-- Set task --
Each line of the material must be repeated precisely, with the pictures left out.

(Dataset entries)
+ + + + + + +

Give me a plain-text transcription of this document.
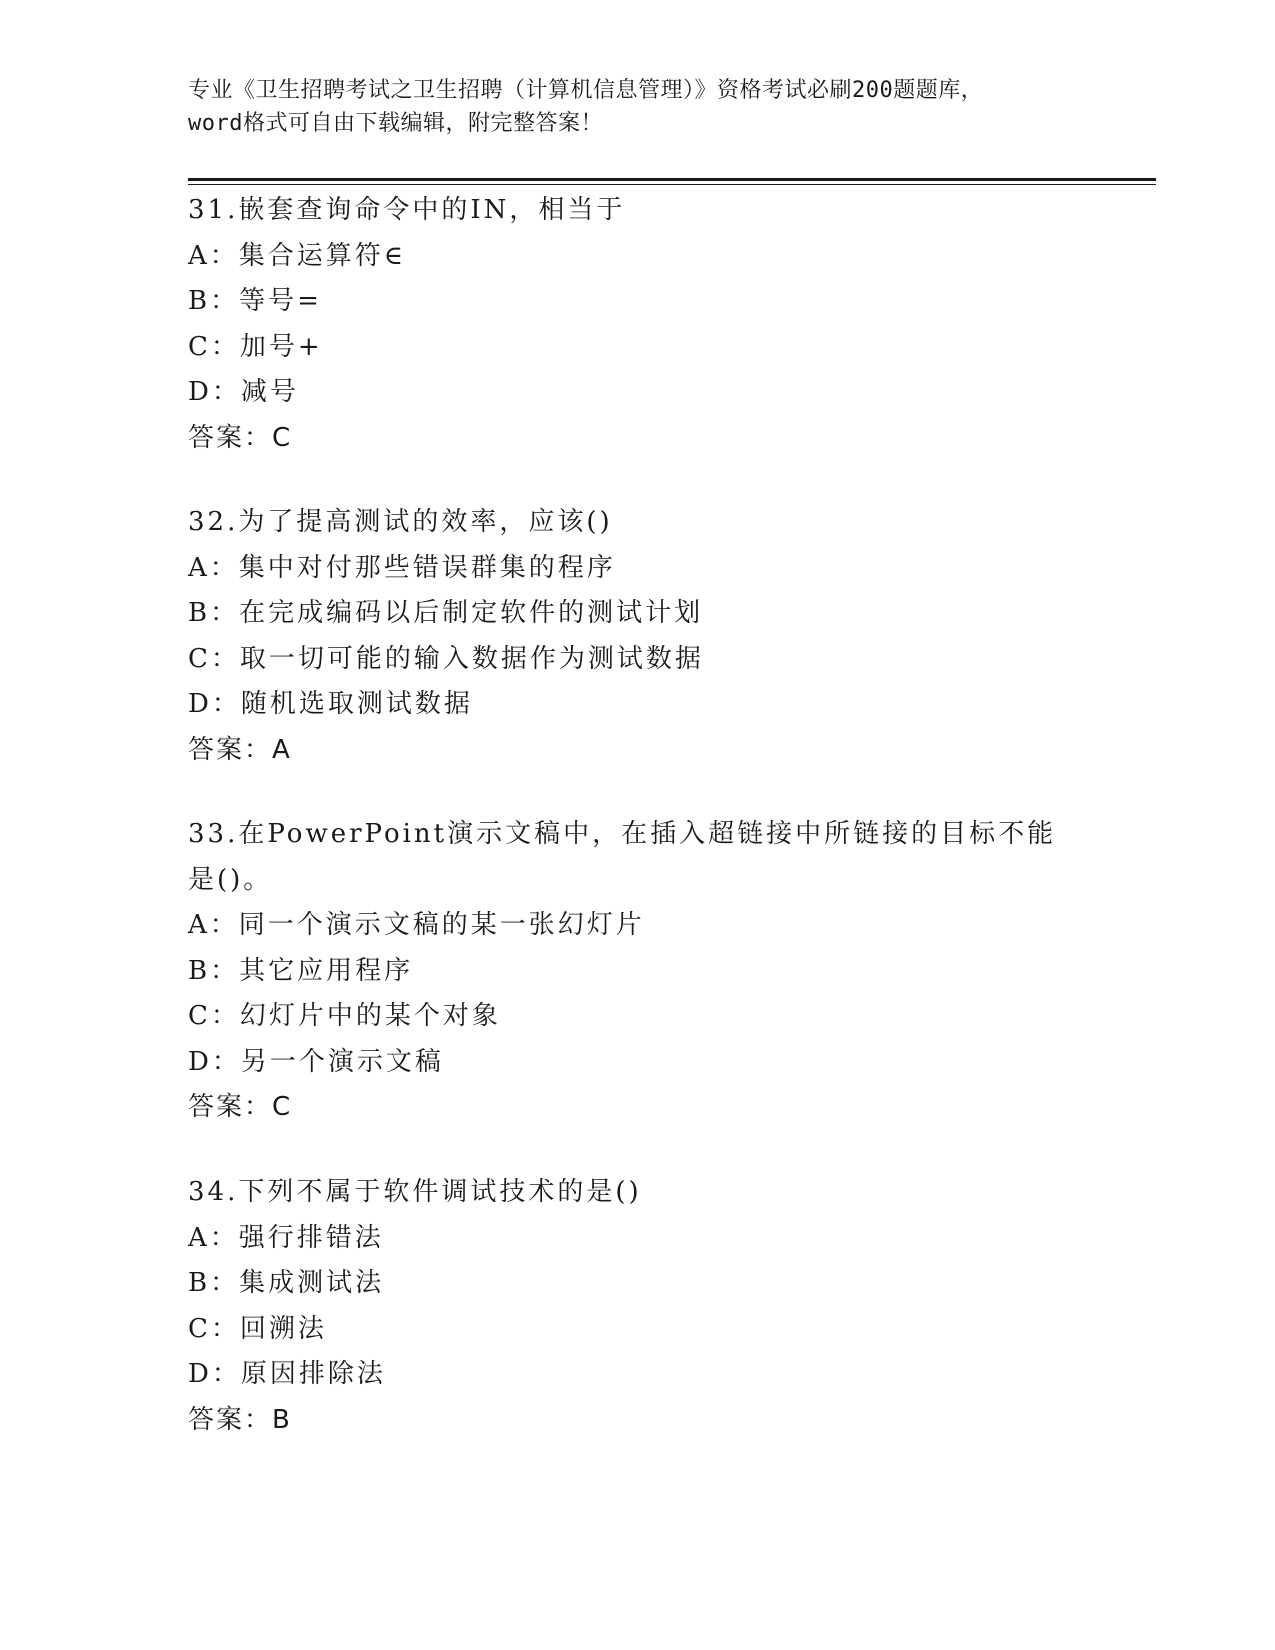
专业《卫生招聘考试之卫生招聘（计算机信息管理）》资格考试必刷200题题库，

word格式可自由下载编辑，附完整答案！

31.嵌套查询命令中的IN，相当于
A：集合运算符∈
B：等号=
C：加号+
D：减号
答案：C
32.为了提高测试的效率，应该()
A：集中对付那些错误群集的程序
B：在完成编码以后制定软件的测试计划
C：取一切可能的输入数据作为测试数据
D：随机选取测试数据
答案：A
33.在PowerPoint演示文稿中，在插入超链接中所链接的目标不能是()。
A：同一个演示文稿的某一张幻灯片
B：其它应用程序
C：幻灯片中的某个对象
D：另一个演示文稿
答案：C
34.下列不属于软件调试技术的是()
A：强行排错法
B：集成测试法
C：回溯法
D：原因排除法
答案：B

+ + + + + + +

-- Exercise result --
Give me a plain-text transcription of this document.
专业《卫生招聘考试之卫生招聘（计算机信息管理）》资格考试必刷200题题库，

word格式可自由下载编辑，附完整答案！

31.嵌套查询命令中的IN，相当于
A：集合运算符∈
B：等号=
C：加号+
D：减号
答案：C
32.为了提高测试的效率，应该()
A：集中对付那些错误群集的程序
B：在完成编码以后制定软件的测试计划
C：取一切可能的输入数据作为测试数据
D：随机选取测试数据
答案：A
33.在PowerPoint演示文稿中，在插入超链接中所链接的目标不能是()。
A：同一个演示文稿的某一张幻灯片
B：其它应用程序
C：幻灯片中的某个对象
D：另一个演示文稿
答案：C
34.下列不属于软件调试技术的是()
A：强行排错法
B：集成测试法
C：回溯法
D：原因排除法
答案：B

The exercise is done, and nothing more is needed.